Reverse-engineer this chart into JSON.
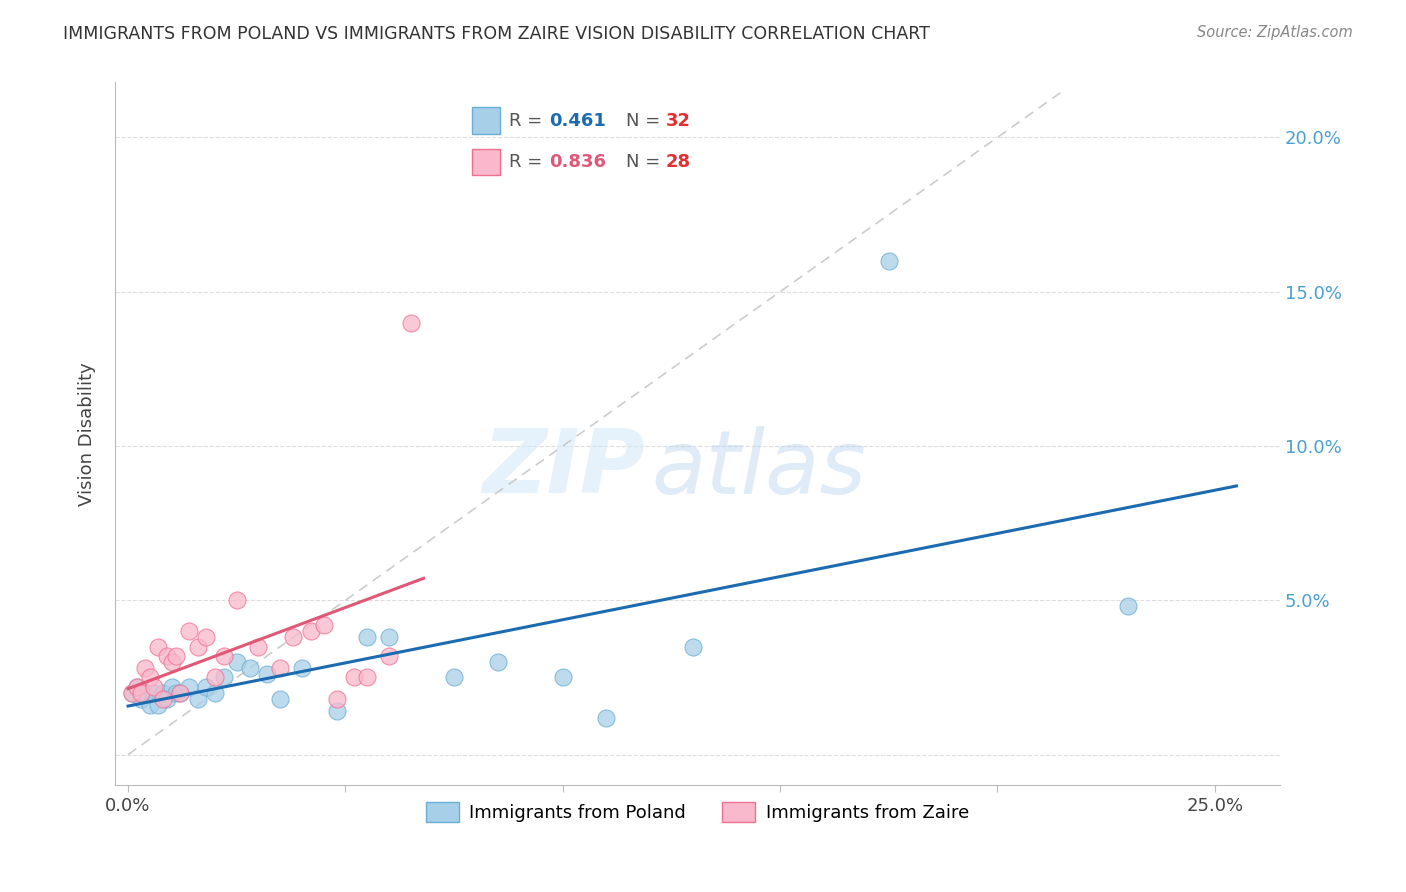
{
  "title": "IMMIGRANTS FROM POLAND VS IMMIGRANTS FROM ZAIRE VISION DISABILITY CORRELATION CHART",
  "source": "Source: ZipAtlas.com",
  "ylabel": "Vision Disability",
  "poland_color": "#a8cfe8",
  "poland_color_edge": "#6aaed6",
  "zaire_color": "#f9b8cb",
  "zaire_color_edge": "#f07090",
  "trendline_poland_color": "#1c6bb0",
  "trendline_zaire_color": "#e05878",
  "diagonal_color": "#cccccc",
  "watermark_zip": "ZIP",
  "watermark_atlas": "atlas",
  "poland_R": "0.461",
  "poland_N": "32",
  "zaire_R": "0.836",
  "zaire_N": "28",
  "R_color_poland": "#1c6bb0",
  "N_color_poland": "#e03030",
  "R_color_zaire": "#e05878",
  "N_color_zaire": "#e03030",
  "poland_x": [
    0.001,
    0.002,
    0.003,
    0.004,
    0.005,
    0.006,
    0.007,
    0.008,
    0.009,
    0.01,
    0.011,
    0.012,
    0.014,
    0.016,
    0.018,
    0.02,
    0.022,
    0.025,
    0.028,
    0.032,
    0.035,
    0.04,
    0.048,
    0.055,
    0.06,
    0.075,
    0.085,
    0.1,
    0.11,
    0.13,
    0.175,
    0.23
  ],
  "poland_y": [
    0.02,
    0.022,
    0.018,
    0.02,
    0.016,
    0.02,
    0.016,
    0.02,
    0.018,
    0.022,
    0.02,
    0.02,
    0.022,
    0.018,
    0.022,
    0.02,
    0.025,
    0.03,
    0.028,
    0.026,
    0.018,
    0.028,
    0.014,
    0.038,
    0.038,
    0.025,
    0.03,
    0.025,
    0.012,
    0.035,
    0.16,
    0.048
  ],
  "zaire_x": [
    0.001,
    0.002,
    0.003,
    0.004,
    0.005,
    0.006,
    0.007,
    0.008,
    0.009,
    0.01,
    0.011,
    0.012,
    0.014,
    0.016,
    0.018,
    0.02,
    0.022,
    0.025,
    0.03,
    0.035,
    0.038,
    0.042,
    0.045,
    0.048,
    0.052,
    0.055,
    0.06,
    0.065
  ],
  "zaire_y": [
    0.02,
    0.022,
    0.02,
    0.028,
    0.025,
    0.022,
    0.035,
    0.018,
    0.032,
    0.03,
    0.032,
    0.02,
    0.04,
    0.035,
    0.038,
    0.025,
    0.032,
    0.05,
    0.035,
    0.028,
    0.038,
    0.04,
    0.042,
    0.018,
    0.025,
    0.025,
    0.032,
    0.14
  ],
  "xlim": [
    -0.003,
    0.265
  ],
  "ylim": [
    -0.01,
    0.218
  ],
  "yticks": [
    0.0,
    0.05,
    0.1,
    0.15,
    0.2
  ],
  "ytick_labels_right": [
    "",
    "5.0%",
    "10.0%",
    "15.0%",
    "20.0%"
  ],
  "xticks": [
    0.0,
    0.05,
    0.1,
    0.15,
    0.2,
    0.25
  ],
  "xtick_labels": [
    "0.0%",
    "",
    "",
    "",
    "",
    "25.0%"
  ]
}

----------------

▶ Exercise instructions: Print out every entry above without changing a word, and leave out the pictures.

▶ Answer to this task:
Reverse-engineer this chart into JSON.
{
  "title": "IMMIGRANTS FROM POLAND VS IMMIGRANTS FROM ZAIRE VISION DISABILITY CORRELATION CHART",
  "source": "Source: ZipAtlas.com",
  "ylabel": "Vision Disability",
  "poland_color": "#a8cfe8",
  "poland_color_edge": "#6aaed6",
  "zaire_color": "#f9b8cb",
  "zaire_color_edge": "#f07090",
  "trendline_poland_color": "#1c6bb0",
  "trendline_zaire_color": "#e05878",
  "diagonal_color": "#cccccc",
  "watermark_zip": "ZIP",
  "watermark_atlas": "atlas",
  "poland_R": "0.461",
  "poland_N": "32",
  "zaire_R": "0.836",
  "zaire_N": "28",
  "R_color_poland": "#1c6bb0",
  "N_color_poland": "#e03030",
  "R_color_zaire": "#e05878",
  "N_color_zaire": "#e03030",
  "poland_x": [
    0.001,
    0.002,
    0.003,
    0.004,
    0.005,
    0.006,
    0.007,
    0.008,
    0.009,
    0.01,
    0.011,
    0.012,
    0.014,
    0.016,
    0.018,
    0.02,
    0.022,
    0.025,
    0.028,
    0.032,
    0.035,
    0.04,
    0.048,
    0.055,
    0.06,
    0.075,
    0.085,
    0.1,
    0.11,
    0.13,
    0.175,
    0.23
  ],
  "poland_y": [
    0.02,
    0.022,
    0.018,
    0.02,
    0.016,
    0.02,
    0.016,
    0.02,
    0.018,
    0.022,
    0.02,
    0.02,
    0.022,
    0.018,
    0.022,
    0.02,
    0.025,
    0.03,
    0.028,
    0.026,
    0.018,
    0.028,
    0.014,
    0.038,
    0.038,
    0.025,
    0.03,
    0.025,
    0.012,
    0.035,
    0.16,
    0.048
  ],
  "zaire_x": [
    0.001,
    0.002,
    0.003,
    0.004,
    0.005,
    0.006,
    0.007,
    0.008,
    0.009,
    0.01,
    0.011,
    0.012,
    0.014,
    0.016,
    0.018,
    0.02,
    0.022,
    0.025,
    0.03,
    0.035,
    0.038,
    0.042,
    0.045,
    0.048,
    0.052,
    0.055,
    0.06,
    0.065
  ],
  "zaire_y": [
    0.02,
    0.022,
    0.02,
    0.028,
    0.025,
    0.022,
    0.035,
    0.018,
    0.032,
    0.03,
    0.032,
    0.02,
    0.04,
    0.035,
    0.038,
    0.025,
    0.032,
    0.05,
    0.035,
    0.028,
    0.038,
    0.04,
    0.042,
    0.018,
    0.025,
    0.025,
    0.032,
    0.14
  ],
  "xlim": [
    -0.003,
    0.265
  ],
  "ylim": [
    -0.01,
    0.218
  ],
  "yticks": [
    0.0,
    0.05,
    0.1,
    0.15,
    0.2
  ],
  "ytick_labels_right": [
    "",
    "5.0%",
    "10.0%",
    "15.0%",
    "20.0%"
  ],
  "xticks": [
    0.0,
    0.05,
    0.1,
    0.15,
    0.2,
    0.25
  ],
  "xtick_labels": [
    "0.0%",
    "",
    "",
    "",
    "",
    "25.0%"
  ]
}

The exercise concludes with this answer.